▼▼▼
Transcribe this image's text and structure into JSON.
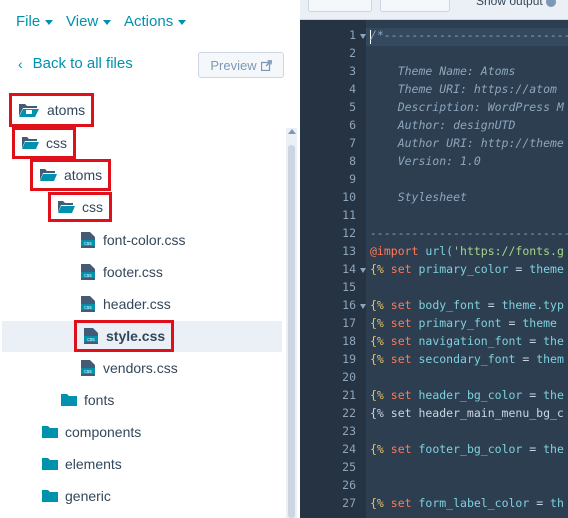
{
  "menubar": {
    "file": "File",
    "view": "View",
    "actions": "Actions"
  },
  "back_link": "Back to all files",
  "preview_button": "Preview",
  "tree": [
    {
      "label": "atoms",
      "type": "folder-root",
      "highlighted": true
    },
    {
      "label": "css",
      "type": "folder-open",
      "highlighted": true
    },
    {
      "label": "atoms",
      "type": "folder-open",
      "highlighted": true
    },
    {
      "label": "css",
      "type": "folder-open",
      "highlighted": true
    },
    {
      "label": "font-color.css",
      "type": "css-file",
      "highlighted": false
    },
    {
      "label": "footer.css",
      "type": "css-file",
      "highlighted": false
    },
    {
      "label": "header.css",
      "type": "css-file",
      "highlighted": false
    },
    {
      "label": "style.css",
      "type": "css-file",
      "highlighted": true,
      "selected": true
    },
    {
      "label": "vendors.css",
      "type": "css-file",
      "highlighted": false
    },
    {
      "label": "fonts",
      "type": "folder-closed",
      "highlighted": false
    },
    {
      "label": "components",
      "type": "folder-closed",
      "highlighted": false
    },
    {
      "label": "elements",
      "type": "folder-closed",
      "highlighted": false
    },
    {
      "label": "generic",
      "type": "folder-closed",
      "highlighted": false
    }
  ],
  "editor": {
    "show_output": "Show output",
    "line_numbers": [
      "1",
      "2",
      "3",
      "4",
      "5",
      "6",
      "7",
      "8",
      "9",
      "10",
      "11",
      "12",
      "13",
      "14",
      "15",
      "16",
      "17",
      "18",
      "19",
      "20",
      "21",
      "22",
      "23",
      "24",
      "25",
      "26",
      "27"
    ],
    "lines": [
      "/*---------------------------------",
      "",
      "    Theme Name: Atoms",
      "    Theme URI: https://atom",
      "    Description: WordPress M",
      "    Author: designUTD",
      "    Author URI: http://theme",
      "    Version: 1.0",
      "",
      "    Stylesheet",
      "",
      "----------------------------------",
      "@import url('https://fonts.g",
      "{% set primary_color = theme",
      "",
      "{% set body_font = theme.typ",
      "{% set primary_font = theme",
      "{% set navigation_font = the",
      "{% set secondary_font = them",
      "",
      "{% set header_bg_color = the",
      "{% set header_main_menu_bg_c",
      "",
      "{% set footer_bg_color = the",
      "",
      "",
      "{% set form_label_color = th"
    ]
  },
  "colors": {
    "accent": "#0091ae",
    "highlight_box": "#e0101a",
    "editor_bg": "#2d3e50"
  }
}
▲▲▲
▼▼▼
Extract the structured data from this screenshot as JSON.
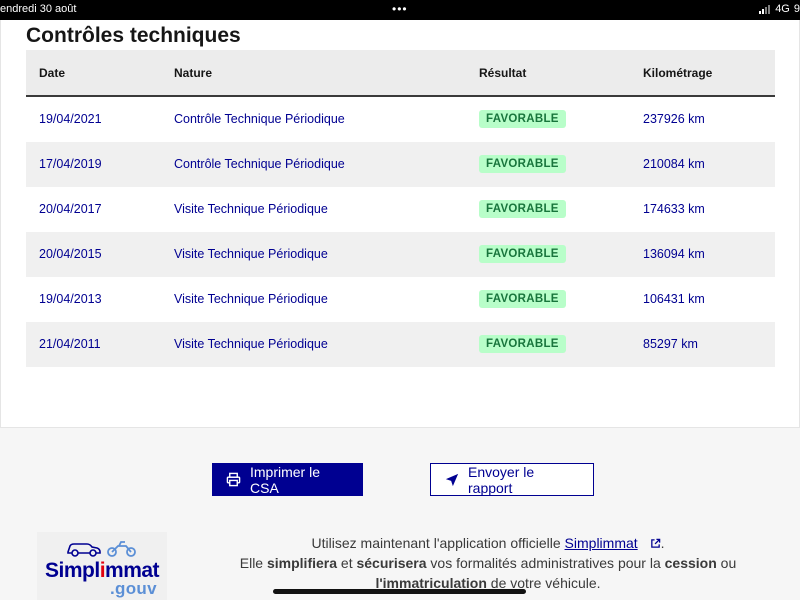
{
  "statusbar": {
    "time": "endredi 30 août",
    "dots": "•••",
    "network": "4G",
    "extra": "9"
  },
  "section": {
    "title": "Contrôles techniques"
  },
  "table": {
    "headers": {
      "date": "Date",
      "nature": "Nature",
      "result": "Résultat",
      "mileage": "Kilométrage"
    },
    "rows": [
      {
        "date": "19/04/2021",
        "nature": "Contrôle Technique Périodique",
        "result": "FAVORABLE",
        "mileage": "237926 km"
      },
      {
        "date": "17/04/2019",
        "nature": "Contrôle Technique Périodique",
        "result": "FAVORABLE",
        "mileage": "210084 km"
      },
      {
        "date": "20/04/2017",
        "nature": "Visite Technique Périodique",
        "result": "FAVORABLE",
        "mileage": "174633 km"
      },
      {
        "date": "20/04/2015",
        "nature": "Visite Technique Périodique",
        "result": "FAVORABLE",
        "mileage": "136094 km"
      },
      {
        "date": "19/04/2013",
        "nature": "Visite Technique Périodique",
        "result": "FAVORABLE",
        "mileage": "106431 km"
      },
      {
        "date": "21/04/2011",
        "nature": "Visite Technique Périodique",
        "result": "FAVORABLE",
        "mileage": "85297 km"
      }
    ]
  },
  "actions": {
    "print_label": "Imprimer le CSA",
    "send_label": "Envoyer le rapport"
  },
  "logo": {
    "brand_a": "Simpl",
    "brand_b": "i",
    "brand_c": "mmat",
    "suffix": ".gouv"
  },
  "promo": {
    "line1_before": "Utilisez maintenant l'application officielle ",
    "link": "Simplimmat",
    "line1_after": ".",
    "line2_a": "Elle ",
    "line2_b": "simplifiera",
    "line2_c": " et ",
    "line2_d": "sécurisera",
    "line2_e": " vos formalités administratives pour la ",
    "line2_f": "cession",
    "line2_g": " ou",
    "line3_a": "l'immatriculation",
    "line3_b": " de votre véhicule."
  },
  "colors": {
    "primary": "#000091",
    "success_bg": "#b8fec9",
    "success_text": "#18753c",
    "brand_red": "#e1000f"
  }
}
▲▲▲
* **WHAT YOU NEED TO DO**: Look through the entries above and report each line where the string "mileage" occurs.

* **WRITTEN RESPONSE**:
      "mileage": "Kilométrage"
        "mileage": "237926 km"
        "mileage": "210084 km"
        "mileage": "174633 km"
        "mileage": "136094 km"
        "mileage": "106431 km"
        "mileage": "85297 km"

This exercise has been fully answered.